Exercise prompt - Wherever the string "this" appears in a line, extract that line.

Provided data -
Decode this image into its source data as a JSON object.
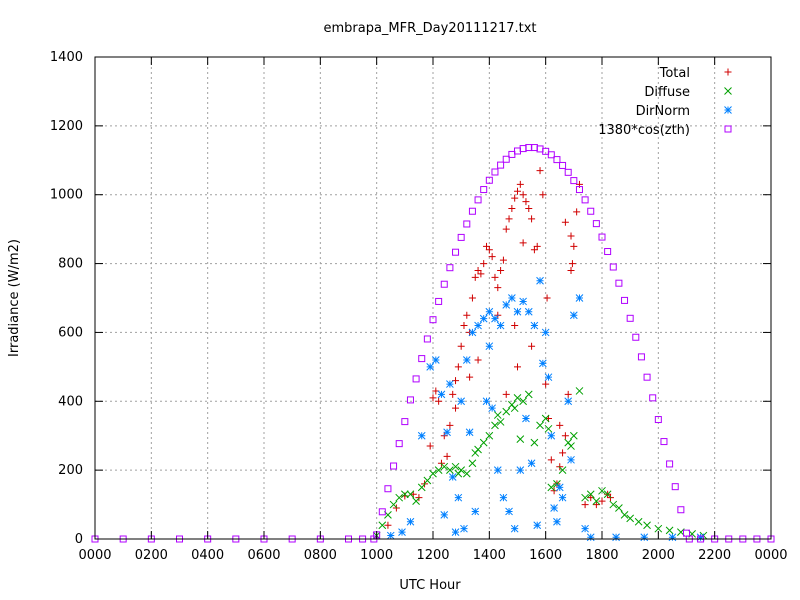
{
  "chart_data": {
    "type": "scatter",
    "title": "embrapa_MFR_Day20111217.txt",
    "xlabel": "UTC Hour",
    "ylabel": "Irradiance (W/m2)",
    "xlim": [
      0,
      24
    ],
    "ylim": [
      0,
      1400
    ],
    "grid": true,
    "legend_placement": "top-right",
    "x_ticks": [
      {
        "value": 0,
        "label": "0000"
      },
      {
        "value": 2,
        "label": "0200"
      },
      {
        "value": 4,
        "label": "0400"
      },
      {
        "value": 6,
        "label": "0600"
      },
      {
        "value": 8,
        "label": "0800"
      },
      {
        "value": 10,
        "label": "1000"
      },
      {
        "value": 12,
        "label": "1200"
      },
      {
        "value": 14,
        "label": "1400"
      },
      {
        "value": 16,
        "label": "1600"
      },
      {
        "value": 18,
        "label": "1800"
      },
      {
        "value": 20,
        "label": "2000"
      },
      {
        "value": 22,
        "label": "2200"
      },
      {
        "value": 24,
        "label": "0000"
      }
    ],
    "y_ticks": [
      0,
      200,
      400,
      600,
      800,
      1000,
      1200,
      1400
    ],
    "series": [
      {
        "name": "Total",
        "marker": "plus",
        "color": "#d00000",
        "points": [
          [
            10.4,
            40
          ],
          [
            10.7,
            90
          ],
          [
            11.0,
            125
          ],
          [
            11.3,
            130
          ],
          [
            11.5,
            120
          ],
          [
            11.7,
            160
          ],
          [
            11.9,
            270
          ],
          [
            12.0,
            410
          ],
          [
            12.1,
            430
          ],
          [
            12.2,
            400
          ],
          [
            12.4,
            300
          ],
          [
            12.5,
            240
          ],
          [
            12.6,
            330
          ],
          [
            12.7,
            420
          ],
          [
            12.8,
            460
          ],
          [
            12.9,
            500
          ],
          [
            13.0,
            560
          ],
          [
            13.1,
            620
          ],
          [
            13.2,
            650
          ],
          [
            13.3,
            600
          ],
          [
            13.4,
            700
          ],
          [
            13.5,
            760
          ],
          [
            13.6,
            780
          ],
          [
            13.7,
            770
          ],
          [
            13.8,
            800
          ],
          [
            13.9,
            850
          ],
          [
            14.0,
            840
          ],
          [
            14.1,
            820
          ],
          [
            14.2,
            760
          ],
          [
            14.3,
            730
          ],
          [
            14.4,
            780
          ],
          [
            14.5,
            810
          ],
          [
            14.6,
            900
          ],
          [
            14.7,
            930
          ],
          [
            14.8,
            960
          ],
          [
            14.9,
            990
          ],
          [
            15.0,
            1010
          ],
          [
            15.1,
            1030
          ],
          [
            15.2,
            1000
          ],
          [
            15.3,
            980
          ],
          [
            15.4,
            960
          ],
          [
            15.5,
            930
          ],
          [
            15.6,
            840
          ],
          [
            15.7,
            850
          ],
          [
            15.8,
            1070
          ],
          [
            15.9,
            1000
          ],
          [
            16.0,
            450
          ],
          [
            16.1,
            350
          ],
          [
            16.2,
            230
          ],
          [
            16.3,
            140
          ],
          [
            16.4,
            160
          ],
          [
            16.5,
            210
          ],
          [
            16.6,
            250
          ],
          [
            16.7,
            300
          ],
          [
            16.8,
            420
          ],
          [
            16.9,
            780
          ],
          [
            17.0,
            850
          ],
          [
            17.1,
            950
          ],
          [
            17.2,
            1030
          ],
          [
            17.4,
            100
          ],
          [
            17.6,
            120
          ],
          [
            17.8,
            100
          ],
          [
            18.0,
            110
          ],
          [
            18.2,
            130
          ],
          [
            18.3,
            120
          ],
          [
            15.0,
            500
          ],
          [
            14.6,
            420
          ],
          [
            13.3,
            470
          ],
          [
            12.8,
            380
          ],
          [
            15.5,
            560
          ],
          [
            16.05,
            700
          ],
          [
            16.9,
            880
          ],
          [
            16.7,
            920
          ],
          [
            12.3,
            220
          ],
          [
            13.6,
            520
          ],
          [
            14.9,
            620
          ],
          [
            16.5,
            330
          ],
          [
            16.95,
            800
          ],
          [
            14.3,
            650
          ],
          [
            15.2,
            860
          ]
        ]
      },
      {
        "name": "Diffuse",
        "marker": "cross",
        "color": "#00a000",
        "points": [
          [
            10.0,
            10
          ],
          [
            10.2,
            40
          ],
          [
            10.4,
            70
          ],
          [
            10.6,
            100
          ],
          [
            10.8,
            120
          ],
          [
            11.0,
            130
          ],
          [
            11.2,
            130
          ],
          [
            11.4,
            110
          ],
          [
            11.6,
            150
          ],
          [
            11.8,
            170
          ],
          [
            12.0,
            190
          ],
          [
            12.2,
            200
          ],
          [
            12.4,
            210
          ],
          [
            12.6,
            200
          ],
          [
            12.8,
            210
          ],
          [
            13.0,
            200
          ],
          [
            13.2,
            190
          ],
          [
            13.4,
            220
          ],
          [
            13.6,
            260
          ],
          [
            13.8,
            280
          ],
          [
            14.0,
            300
          ],
          [
            14.2,
            330
          ],
          [
            14.4,
            340
          ],
          [
            14.6,
            370
          ],
          [
            14.8,
            390
          ],
          [
            15.0,
            410
          ],
          [
            15.2,
            400
          ],
          [
            15.4,
            420
          ],
          [
            15.6,
            280
          ],
          [
            15.8,
            330
          ],
          [
            16.0,
            350
          ],
          [
            16.2,
            150
          ],
          [
            16.4,
            160
          ],
          [
            16.6,
            200
          ],
          [
            16.8,
            280
          ],
          [
            17.0,
            300
          ],
          [
            17.2,
            430
          ],
          [
            17.4,
            120
          ],
          [
            17.6,
            130
          ],
          [
            17.8,
            110
          ],
          [
            18.0,
            140
          ],
          [
            18.2,
            130
          ],
          [
            18.4,
            100
          ],
          [
            18.6,
            90
          ],
          [
            18.8,
            70
          ],
          [
            19.0,
            60
          ],
          [
            19.3,
            50
          ],
          [
            19.6,
            40
          ],
          [
            20.0,
            30
          ],
          [
            20.4,
            25
          ],
          [
            20.8,
            20
          ],
          [
            21.2,
            15
          ],
          [
            21.6,
            10
          ],
          [
            13.5,
            250
          ],
          [
            14.3,
            360
          ],
          [
            15.1,
            290
          ],
          [
            16.1,
            320
          ],
          [
            12.9,
            190
          ],
          [
            14.9,
            380
          ],
          [
            16.9,
            270
          ]
        ]
      },
      {
        "name": "DirNorm",
        "marker": "star",
        "color": "#0080ff",
        "points": [
          [
            10.5,
            10
          ],
          [
            10.9,
            20
          ],
          [
            11.2,
            50
          ],
          [
            11.6,
            300
          ],
          [
            11.9,
            500
          ],
          [
            12.1,
            520
          ],
          [
            12.3,
            420
          ],
          [
            12.5,
            310
          ],
          [
            12.7,
            180
          ],
          [
            12.9,
            120
          ],
          [
            13.0,
            400
          ],
          [
            13.2,
            520
          ],
          [
            13.4,
            600
          ],
          [
            13.6,
            620
          ],
          [
            13.8,
            640
          ],
          [
            14.0,
            660
          ],
          [
            14.2,
            640
          ],
          [
            14.4,
            620
          ],
          [
            14.6,
            680
          ],
          [
            14.8,
            700
          ],
          [
            15.0,
            660
          ],
          [
            15.2,
            690
          ],
          [
            15.4,
            660
          ],
          [
            15.6,
            620
          ],
          [
            15.8,
            750
          ],
          [
            16.0,
            600
          ],
          [
            16.2,
            300
          ],
          [
            16.4,
            50
          ],
          [
            16.6,
            120
          ],
          [
            16.8,
            400
          ],
          [
            17.0,
            650
          ],
          [
            17.2,
            700
          ],
          [
            17.4,
            30
          ],
          [
            12.4,
            70
          ],
          [
            12.8,
            20
          ],
          [
            13.1,
            30
          ],
          [
            13.5,
            80
          ],
          [
            13.9,
            400
          ],
          [
            14.1,
            380
          ],
          [
            14.3,
            200
          ],
          [
            14.5,
            120
          ],
          [
            14.7,
            80
          ],
          [
            14.9,
            30
          ],
          [
            15.1,
            200
          ],
          [
            15.3,
            350
          ],
          [
            15.5,
            220
          ],
          [
            15.7,
            40
          ],
          [
            16.1,
            470
          ],
          [
            16.5,
            150
          ],
          [
            16.9,
            230
          ],
          [
            17.6,
            5
          ],
          [
            18.5,
            5
          ],
          [
            19.5,
            5
          ],
          [
            20.5,
            5
          ],
          [
            21.5,
            5
          ],
          [
            13.3,
            310
          ],
          [
            15.9,
            510
          ],
          [
            16.3,
            90
          ],
          [
            12.6,
            450
          ],
          [
            14.0,
            560
          ]
        ]
      },
      {
        "name": "1380*cos(zth)",
        "marker": "square",
        "color": "#b000ff",
        "points": [
          [
            0,
            0
          ],
          [
            1,
            0
          ],
          [
            2,
            0
          ],
          [
            3,
            0
          ],
          [
            4,
            0
          ],
          [
            5,
            0
          ],
          [
            6,
            0
          ],
          [
            7,
            0
          ],
          [
            8,
            0
          ],
          [
            9,
            0
          ],
          [
            9.5,
            0
          ],
          [
            9.9,
            0
          ],
          [
            10.0,
            12
          ],
          [
            10.2,
            79
          ],
          [
            10.4,
            146
          ],
          [
            10.6,
            212
          ],
          [
            10.8,
            277
          ],
          [
            11.0,
            341
          ],
          [
            11.2,
            404
          ],
          [
            11.4,
            465
          ],
          [
            11.6,
            524
          ],
          [
            11.8,
            581
          ],
          [
            12.0,
            637
          ],
          [
            12.2,
            690
          ],
          [
            12.4,
            740
          ],
          [
            12.6,
            788
          ],
          [
            12.8,
            833
          ],
          [
            13.0,
            876
          ],
          [
            13.2,
            915
          ],
          [
            13.4,
            952
          ],
          [
            13.6,
            985
          ],
          [
            13.8,
            1015
          ],
          [
            14.0,
            1042
          ],
          [
            14.2,
            1066
          ],
          [
            14.4,
            1086
          ],
          [
            14.6,
            1103
          ],
          [
            14.8,
            1117
          ],
          [
            15.0,
            1127
          ],
          [
            15.2,
            1134
          ],
          [
            15.4,
            1137
          ],
          [
            15.6,
            1137
          ],
          [
            15.8,
            1133
          ],
          [
            16.0,
            1126
          ],
          [
            16.2,
            1116
          ],
          [
            16.4,
            1102
          ],
          [
            16.6,
            1085
          ],
          [
            16.8,
            1065
          ],
          [
            17.0,
            1041
          ],
          [
            17.2,
            1015
          ],
          [
            17.4,
            985
          ],
          [
            17.6,
            952
          ],
          [
            17.8,
            916
          ],
          [
            18.0,
            877
          ],
          [
            18.2,
            835
          ],
          [
            18.4,
            790
          ],
          [
            18.6,
            743
          ],
          [
            18.8,
            693
          ],
          [
            19.0,
            641
          ],
          [
            19.2,
            586
          ],
          [
            19.4,
            529
          ],
          [
            19.6,
            470
          ],
          [
            19.8,
            410
          ],
          [
            20.0,
            347
          ],
          [
            20.2,
            283
          ],
          [
            20.4,
            218
          ],
          [
            20.6,
            152
          ],
          [
            20.8,
            85
          ],
          [
            21.0,
            17
          ],
          [
            21.1,
            0
          ],
          [
            21.5,
            0
          ],
          [
            22,
            0
          ],
          [
            22.5,
            0
          ],
          [
            23,
            0
          ],
          [
            23.5,
            0
          ],
          [
            24,
            0
          ]
        ]
      }
    ]
  }
}
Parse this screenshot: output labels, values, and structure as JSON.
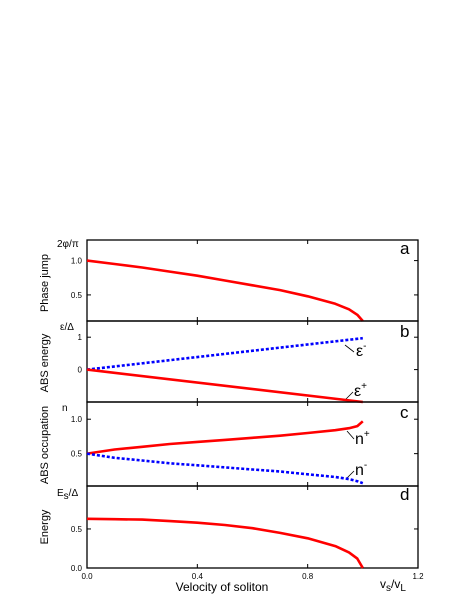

Output of the task -
Decode this image into its source data as a JSON object.
Parse this screenshot: output labels, values, and structure as JSON.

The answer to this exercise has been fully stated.